[WORK TASK] In the excerpt below on a court's view of drug design, explain why the author calls the court's reasoning "quite silly." Answer in one to three sentences.

[EXCERPT TO READ]
====
Fundamentally, the court misunderstood what the design of a product, particularly a drug, is by engrafting a concept of “intent” that matches better with absolute liability (which California expressly does not have) and certainly has nothing to do with strict liability (which looks solely to product “condition,” as opposed to manufacturer “conduct”).  The tautology goes that no manufacturer intends for its drug, as manufactured, to have excessive levels of a carcinogen, so the entire manufacturing process could be seen as defective if it produced identically “excessive” levels of carcinogen in every pill released.  Id. at 13.  The court got here by concluding a deviation from design specifications was one way to establish a manufacturing defect and deviating from the amorphous concept of the “intent” of the manufacturer for a product was another.  Id. at 14.  This is quite silly because intent and design are different.  Suppose that Drug Company X intends that its new drug will effectively treat medical condition A without excessive risks.  That is not a design.  The design of a drug includes the active drug ingredient and the rest of what gets pressed into the finished product.  Hopes and dreams are not part of it.
====
[RECORDS SHOWN]
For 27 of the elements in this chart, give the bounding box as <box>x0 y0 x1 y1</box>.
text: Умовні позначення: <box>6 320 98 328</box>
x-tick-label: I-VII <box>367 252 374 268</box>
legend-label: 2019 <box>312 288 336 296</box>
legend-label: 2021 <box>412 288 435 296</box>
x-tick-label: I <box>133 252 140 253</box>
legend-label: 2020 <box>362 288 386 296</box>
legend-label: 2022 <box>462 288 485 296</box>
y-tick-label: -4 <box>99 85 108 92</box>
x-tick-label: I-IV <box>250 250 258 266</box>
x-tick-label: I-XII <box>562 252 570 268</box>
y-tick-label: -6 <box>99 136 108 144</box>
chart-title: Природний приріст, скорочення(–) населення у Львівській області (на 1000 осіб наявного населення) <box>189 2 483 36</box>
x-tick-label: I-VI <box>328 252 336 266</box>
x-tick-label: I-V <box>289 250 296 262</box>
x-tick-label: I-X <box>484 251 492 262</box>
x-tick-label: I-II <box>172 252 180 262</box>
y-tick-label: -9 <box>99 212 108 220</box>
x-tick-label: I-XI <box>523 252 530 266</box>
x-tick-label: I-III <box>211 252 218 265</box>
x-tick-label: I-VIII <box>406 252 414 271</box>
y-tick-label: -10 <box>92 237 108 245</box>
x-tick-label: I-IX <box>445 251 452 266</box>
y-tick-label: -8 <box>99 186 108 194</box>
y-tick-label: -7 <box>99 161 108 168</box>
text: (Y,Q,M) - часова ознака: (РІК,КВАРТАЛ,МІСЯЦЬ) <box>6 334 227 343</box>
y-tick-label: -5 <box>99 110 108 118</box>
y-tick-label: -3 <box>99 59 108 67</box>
====
[ANSWER FOR THIS EXERCISE] The author calls it silly because intent and design are different: a manufacturer's intent, such as hoping a new drug will treat a condition without excessive risks, is not a design. A drug's design consists of the active drug ingredient and the rest of what gets pressed into the finished product, and hopes and dreams are not part of it.